### Page extract

`tree.export_text`: add `class_names` argument to mirror `plot_tree` #20576

gregglind · 2021-07-20T22:34:03Z

Describe the workflow you want to enable

Decision trees should have similar / identical options for all export formats.

Describe your proposed solution

Include the class_names argument.

Describe alternatives you've considered, if relevant

Overhauling the whole tree plotting and export system, to make very nice output easy to achieve. Right now each format is dependent on force layouts, matplotlib engines, and varies a lot.

Additional context

https://scikit-learn.org/stable/auto_examples/tree/plot_iris_dtc.html <- shows a very nice graph.
https://stackoverflow.com/questions/25274673/is-it-possible-to-print-the-decision-tree-in-scikit-learn <- printing the decision tree layout

The text was updated successfully, but these errors were encountered:

mokwilliam · 2023-01-05T12:43:29Z

Hello,
I'd like to make my first contribution !

I've made researches and tried some things in order to achieve what you ask for.
By the way, I might be wrong, this issue can be linked to this one : #19824

The goal is to provide the class_names argument in the signature of the export_text function so that the user can choose the class name(s). So I don't focus on changing the display format of the tree.

Explanation

Here's the initialization of my test :

from sklearn.datasets import load_iris
from sklearn import tree

# Load iris dataset
iris = load_iris()

# Load decision tree classifiers: DecisionTree
clf_DT = tree.DecisionTreeClassifier(random_state=0)

# Build decision tree classifier from iris dataset
clf_DT = clf_DT.fit(iris.data, iris.target)

To remind, the signature of the function is as follows (https://github.com/scikit-learn/scikit-learn/blob/main/sklearn/tree/_export.py#L922) :

def export_text(
    decision_tree,
    *,
    feature_names=None,
    max_depth=10,
    spacing=3,
    decimals=2,
    show_weights=False,
)

Of course, if I try to put the argument class_names, we have the following error

TypeError: export_text() got an unexpected keyword argument class_names

If not, then we have :

feature_names = iris['feature_names']
r = tree.export_text(clf_DT, feature_names=feature_names, max_depth=2)
print(r)

|--- petal width (cm) <= 0.80
|   |--- class: 0
|--- petal width (cm) >  0.80
|   |--- petal width (cm) <= 1.75
|   |   |--- petal length (cm) <= 4.95
|   |   |   |--- truncated branch of depth 2
|   |   |--- petal length (cm) >  4.95
|   |   |   |--- truncated branch of depth 3
|   |--- petal width (cm) >  1.75
|   |   |--- petal length (cm) <= 4.85
|   |   |   |--- truncated branch of depth 2
|   |   |--- petal length (cm) >  4.85
|   |   |   |--- class: 2

After changing the source code (to see more, check "Changes in the code"), we have :

class_names0 = None 
# Then: class_names = decision_tree.classes_

class_names1 = [0, "1"] 
# Then: class_names = decision_tree.classes_
# len(class_names1) != decision_tree.n_classes_

class_names2 = ["class0", "class1", "class2"] 
# Then: class_names = class_names2
# Reason: len(class_names2) == decision_tree.n_classes_

c_names = [class_names0, class_names1, class_names2]

print("===> After change <===")

### Set task a
Repeat the lines of the listing below from its start up to and including the line containing "- chart-legend[interactable]: 1000*Nonfinancial".

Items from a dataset
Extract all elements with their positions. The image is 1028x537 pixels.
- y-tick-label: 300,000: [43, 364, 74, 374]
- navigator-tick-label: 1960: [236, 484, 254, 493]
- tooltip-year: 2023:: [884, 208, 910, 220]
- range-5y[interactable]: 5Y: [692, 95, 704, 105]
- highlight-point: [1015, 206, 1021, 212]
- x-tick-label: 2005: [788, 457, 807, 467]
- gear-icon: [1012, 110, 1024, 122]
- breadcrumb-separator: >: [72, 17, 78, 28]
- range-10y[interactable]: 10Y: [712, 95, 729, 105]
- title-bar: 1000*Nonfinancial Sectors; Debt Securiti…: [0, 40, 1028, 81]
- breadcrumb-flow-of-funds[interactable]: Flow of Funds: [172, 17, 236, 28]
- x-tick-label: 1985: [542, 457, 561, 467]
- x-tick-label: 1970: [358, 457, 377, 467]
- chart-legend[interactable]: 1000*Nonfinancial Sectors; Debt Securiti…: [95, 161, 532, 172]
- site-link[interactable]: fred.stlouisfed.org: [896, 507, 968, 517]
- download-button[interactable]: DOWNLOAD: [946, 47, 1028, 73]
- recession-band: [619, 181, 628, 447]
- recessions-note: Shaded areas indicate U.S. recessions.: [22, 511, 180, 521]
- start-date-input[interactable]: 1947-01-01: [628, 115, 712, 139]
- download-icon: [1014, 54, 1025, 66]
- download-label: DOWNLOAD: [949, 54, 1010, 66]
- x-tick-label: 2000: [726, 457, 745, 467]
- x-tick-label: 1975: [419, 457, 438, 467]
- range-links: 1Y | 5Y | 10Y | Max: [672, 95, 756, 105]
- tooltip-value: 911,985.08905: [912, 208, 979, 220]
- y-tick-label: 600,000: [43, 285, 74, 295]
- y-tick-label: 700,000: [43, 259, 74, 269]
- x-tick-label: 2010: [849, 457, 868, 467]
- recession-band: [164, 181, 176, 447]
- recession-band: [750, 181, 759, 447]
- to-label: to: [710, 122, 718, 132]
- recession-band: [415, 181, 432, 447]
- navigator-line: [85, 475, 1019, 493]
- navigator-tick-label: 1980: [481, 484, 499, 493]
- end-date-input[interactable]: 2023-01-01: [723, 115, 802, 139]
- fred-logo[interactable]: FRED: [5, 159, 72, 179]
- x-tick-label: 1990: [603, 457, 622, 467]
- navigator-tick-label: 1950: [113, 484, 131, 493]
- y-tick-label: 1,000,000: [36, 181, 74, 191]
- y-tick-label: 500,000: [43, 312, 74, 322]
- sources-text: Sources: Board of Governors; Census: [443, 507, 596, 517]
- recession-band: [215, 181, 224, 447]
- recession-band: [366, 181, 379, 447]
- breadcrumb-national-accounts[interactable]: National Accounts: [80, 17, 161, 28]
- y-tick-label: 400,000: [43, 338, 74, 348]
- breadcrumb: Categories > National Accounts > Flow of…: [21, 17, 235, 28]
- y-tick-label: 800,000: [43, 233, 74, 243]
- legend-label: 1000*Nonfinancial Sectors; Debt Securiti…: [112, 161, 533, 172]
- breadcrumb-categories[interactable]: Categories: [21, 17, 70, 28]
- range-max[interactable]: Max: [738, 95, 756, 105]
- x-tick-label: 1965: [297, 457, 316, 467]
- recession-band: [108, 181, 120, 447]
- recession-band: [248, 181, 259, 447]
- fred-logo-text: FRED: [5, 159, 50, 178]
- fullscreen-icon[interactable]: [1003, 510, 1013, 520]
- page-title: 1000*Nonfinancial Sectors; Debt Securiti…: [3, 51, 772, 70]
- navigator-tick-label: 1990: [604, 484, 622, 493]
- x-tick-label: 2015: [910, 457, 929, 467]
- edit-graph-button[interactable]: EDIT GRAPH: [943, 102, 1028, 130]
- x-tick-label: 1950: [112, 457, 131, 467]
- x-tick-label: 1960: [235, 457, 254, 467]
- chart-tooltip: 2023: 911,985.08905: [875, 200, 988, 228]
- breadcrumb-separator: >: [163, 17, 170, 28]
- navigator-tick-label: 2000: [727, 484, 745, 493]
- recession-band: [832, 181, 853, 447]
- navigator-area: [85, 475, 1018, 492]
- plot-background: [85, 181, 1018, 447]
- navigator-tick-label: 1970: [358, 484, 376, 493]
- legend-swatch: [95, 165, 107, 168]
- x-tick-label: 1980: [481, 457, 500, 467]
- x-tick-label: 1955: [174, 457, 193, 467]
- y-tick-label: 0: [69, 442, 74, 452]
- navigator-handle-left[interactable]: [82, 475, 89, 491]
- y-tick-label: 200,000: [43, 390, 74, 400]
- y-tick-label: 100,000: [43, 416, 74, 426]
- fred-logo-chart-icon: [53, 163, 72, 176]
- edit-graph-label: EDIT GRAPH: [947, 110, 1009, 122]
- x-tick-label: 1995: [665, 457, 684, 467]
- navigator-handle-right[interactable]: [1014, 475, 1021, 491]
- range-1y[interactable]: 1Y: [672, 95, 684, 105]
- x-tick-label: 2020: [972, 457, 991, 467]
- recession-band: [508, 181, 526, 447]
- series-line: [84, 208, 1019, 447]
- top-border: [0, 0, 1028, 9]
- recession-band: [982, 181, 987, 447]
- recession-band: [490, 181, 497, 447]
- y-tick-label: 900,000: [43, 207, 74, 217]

### Set task b
Answer these questions about the export_text issue:
(i) Which issue number does the commenter suggest may be linked to this one?
(ii) What is the default value of max_depth in the quoted signature of export_text?
(iii) What error is shown when class_names is passed to export_text?

### Problem solution a
Extract all elements with their positions. The image is 1028x537 pixels.
- y-tick-label: 300,000: [43, 364, 74, 374]
- navigator-tick-label: 1960: [236, 484, 254, 493]
- tooltip-year: 2023:: [884, 208, 910, 220]
- range-5y[interactable]: 5Y: [692, 95, 704, 105]
- highlight-point: [1015, 206, 1021, 212]
- x-tick-label: 2005: [788, 457, 807, 467]
- gear-icon: [1012, 110, 1024, 122]
- breadcrumb-separator: >: [72, 17, 78, 28]
- range-10y[interactable]: 10Y: [712, 95, 729, 105]
- title-bar: 1000*Nonfinancial Sectors; Debt Securiti…: [0, 40, 1028, 81]
- breadcrumb-flow-of-funds[interactable]: Flow of Funds: [172, 17, 236, 28]
- x-tick-label: 1985: [542, 457, 561, 467]
- x-tick-label: 1970: [358, 457, 377, 467]
- chart-legend[interactable]: 1000*Nonfinancial Sectors; Debt Securiti…: [95, 161, 532, 172]

### Problem solution b
(i) #19824
(ii) 10
(iii) TypeError: export_text() got an unexpected keyword argument class_names